- [Work to complete]
Repeat the data that follows, word for word, without the images.
--- start Records provided ---
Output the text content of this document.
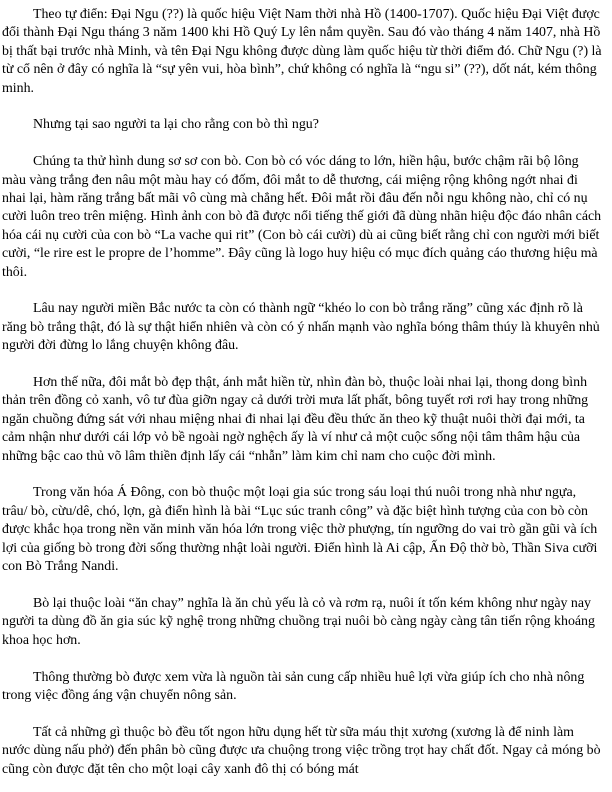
Theo tự điển: Đại Ngu (??) là quốc hiệu Việt Nam thời nhà Hồ (1400-1707). Quốc hiệu Đại Việt được đổi thành Đại Ngu tháng 3 năm 1400 khi Hồ Quý Ly lên nắm quyền. Sau đó vào tháng 4 năm 1407, nhà Hồ bị thất bại trước nhà Minh, và tên Đại Ngu không được dùng làm quốc hiệu từ thời điểm đó. Chữ Ngu (?) là từ cổ nên ở đây có nghĩa là “sự yên vui, hòa bình”, chứ không có nghĩa là “ngu si” (??), dốt nát, kém thông minh.

Nhưng tại sao người ta lại cho rằng con bò thì ngu?

Chúng ta thử hình dung sơ sơ con bò. Con bò có vóc dáng to lớn, hiền hậu, bước chậm rãi bộ lông màu vàng trắng đen nâu một màu hay có đốm, đôi mắt to dễ thương, cái miệng rộng không ngớt nhai đi nhai lại, hàm răng trắng bất mãi vô cùng mà chẳng hết. Đôi mắt rồi đâu đến nỗi ngu không nào, chỉ có nụ cười luôn treo trên miệng. Hình ảnh con bò đã được nổi tiếng thế giới đã dùng nhãn hiệu độc đáo nhân cách hóa cái nụ cười của con bò “La vache qui rit” (Con bò cái cười) dù ai cũng biết rằng chỉ con người mới biết cười, “le rire est le propre de l’homme”. Đây cũng là logo huy hiệu có mục đích quảng cáo thương hiệu mà thôi.

Lâu nay người miền Bắc nước ta còn có thành ngữ “khéo lo con bò trắng răng” cũng xác định rõ là răng bò trắng thật, đó là sự thật hiển nhiên và còn có ý nhấn mạnh vào nghĩa bóng thâm thúy là khuyên nhủ người đời đừng lo lắng chuyện không đâu.

Hơn thế nữa, đôi mắt bò đẹp thật, ánh mắt hiền từ, nhìn đàn bò, thuộc loài nhai lại, thong dong bình thản trên đồng cỏ xanh, vô tư đùa giỡn ngay cả dưới trời mưa lất phất, bông tuyết rơi rơi hay trong những ngăn chuồng đứng sát với nhau miệng nhai đi nhai lại đều đều thức ăn theo kỹ thuật nuôi thời đại mới, ta cảm nhận như dưới cái lớp vỏ bề ngoài ngờ nghệch ấy là ví như cả một cuộc sống nội tâm thâm hậu của những bậc cao thủ võ lâm thiền định lấy cái “nhẫn” làm kim chỉ nam cho cuộc đời mình.

Trong văn hóa Á Đông, con bò thuộc một loại gia súc trong sáu loại thú nuôi trong nhà như ngựa, trâu/ bò, cừu/dê, chó, lợn, gà điển hình là bài “Lục súc tranh công” và đặc biệt hình tượng của con bò còn được khắc họa trong nền văn minh văn hóa lớn trong việc thờ phượng, tín ngưỡng do vai trò gần gũi và ích lợi của giống bò trong đời sống thường nhật loài người. Điển hình là Ai cập, Ấn Độ thờ bò, Thần Siva cưỡi con Bò Trắng Nandi.

Bò lại thuộc loài “ăn chay” nghĩa là ăn chủ yếu là cỏ và rơm rạ, nuôi ít tốn kém không như ngày nay người ta dùng đồ ăn gia súc kỹ nghệ trong những chuồng trại nuôi bò càng ngày càng tân tiến rộng khoáng khoa học hơn.

Thông thường bò được xem vừa là nguồn tài sản cung cấp nhiều huê lợi vừa giúp ích cho nhà nông trong việc đồng áng vận chuyển nông sản.

Tất cả những gì thuộc bò đều tốt ngon hữu dụng hết từ sữa máu thịt xương (xương là để ninh làm nước dùng nấu phở) đến phân bò cũng được ưa chuộng trong việc trồng trọt hay chất đốt. Ngay cả móng bò cũng còn được đặt tên cho một loại cây xanh đô thị có bóng mát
--- end Records provided ---
- [Result of this task]
Output the text content of this document.
Theo tự điển: Đại Ngu (??) là quốc hiệu Việt Nam thời nhà Hồ (1400-1707). Quốc hiệu Đại Việt được đổi thành Đại Ngu tháng 3 năm 1400 khi Hồ Quý Ly lên nắm quyền. Sau đó vào tháng 4 năm 1407, nhà Hồ bị thất bại trước nhà Minh, và tên Đại Ngu không được dùng làm quốc hiệu từ thời điểm đó. Chữ Ngu (?) là từ cổ nên ở đây có nghĩa là “sự yên vui, hòa bình”, chứ không có nghĩa là “ngu si” (??), dốt nát, kém thông minh.

Nhưng tại sao người ta lại cho rằng con bò thì ngu?

Chúng ta thử hình dung sơ sơ con bò. Con bò có vóc dáng to lớn, hiền hậu, bước chậm rãi bộ lông màu vàng trắng đen nâu một màu hay có đốm, đôi mắt to dễ thương, cái miệng rộng không ngớt nhai đi nhai lại, hàm răng trắng bất mãi vô cùng mà chẳng hết. Đôi mắt rồi đâu đến nỗi ngu không nào, chỉ có nụ cười luôn treo trên miệng. Hình ảnh con bò đã được nổi tiếng thế giới đã dùng nhãn hiệu độc đáo nhân cách hóa cái nụ cười của con bò “La vache qui rit” (Con bò cái cười) dù ai cũng biết rằng chỉ con người mới biết cười, “le rire est le propre de l’homme”. Đây cũng là logo huy hiệu có mục đích quảng cáo thương hiệu mà thôi.

Lâu nay người miền Bắc nước ta còn có thành ngữ “khéo lo con bò trắng răng” cũng xác định rõ là răng bò trắng thật, đó là sự thật hiển nhiên và còn có ý nhấn mạnh vào nghĩa bóng thâm thúy là khuyên nhủ người đời đừng lo lắng chuyện không đâu.

Hơn thế nữa, đôi mắt bò đẹp thật, ánh mắt hiền từ, nhìn đàn bò, thuộc loài nhai lại, thong dong bình thản trên đồng cỏ xanh, vô tư đùa giỡn ngay cả dưới trời mưa lất phất, bông tuyết rơi rơi hay trong những ngăn chuồng đứng sát với nhau miệng nhai đi nhai lại đều đều thức ăn theo kỹ thuật nuôi thời đại mới, ta cảm nhận như dưới cái lớp vỏ bề ngoài ngờ nghệch ấy là ví như cả một cuộc sống nội tâm thâm hậu của những bậc cao thủ võ lâm thiền định lấy cái “nhẫn” làm kim chỉ nam cho cuộc đời mình.

Trong văn hóa Á Đông, con bò thuộc một loại gia súc trong sáu loại thú nuôi trong nhà như ngựa, trâu/ bò, cừu/dê, chó, lợn, gà điển hình là bài “Lục súc tranh công” và đặc biệt hình tượng của con bò còn được khắc họa trong nền văn minh văn hóa lớn trong việc thờ phượng, tín ngưỡng do vai trò gần gũi và ích lợi của giống bò trong đời sống thường nhật loài người. Điển hình là Ai cập, Ấn Độ thờ bò, Thần Siva cưỡi con Bò Trắng Nandi.

Bò lại thuộc loài “ăn chay” nghĩa là ăn chủ yếu là cỏ và rơm rạ, nuôi ít tốn kém không như ngày nay người ta dùng đồ ăn gia súc kỹ nghệ trong những chuồng trại nuôi bò càng ngày càng tân tiến rộng khoáng khoa học hơn.

Thông thường bò được xem vừa là nguồn tài sản cung cấp nhiều huê lợi vừa giúp ích cho nhà nông trong việc đồng áng vận chuyển nông sản.

Tất cả những gì thuộc bò đều tốt ngon hữu dụng hết từ sữa máu thịt xương (xương là để ninh làm nước dùng nấu phở) đến phân bò cũng được ưa chuộng trong việc trồng trọt hay chất đốt. Ngay cả móng bò cũng còn được đặt tên cho một loại cây xanh đô thị có bóng mát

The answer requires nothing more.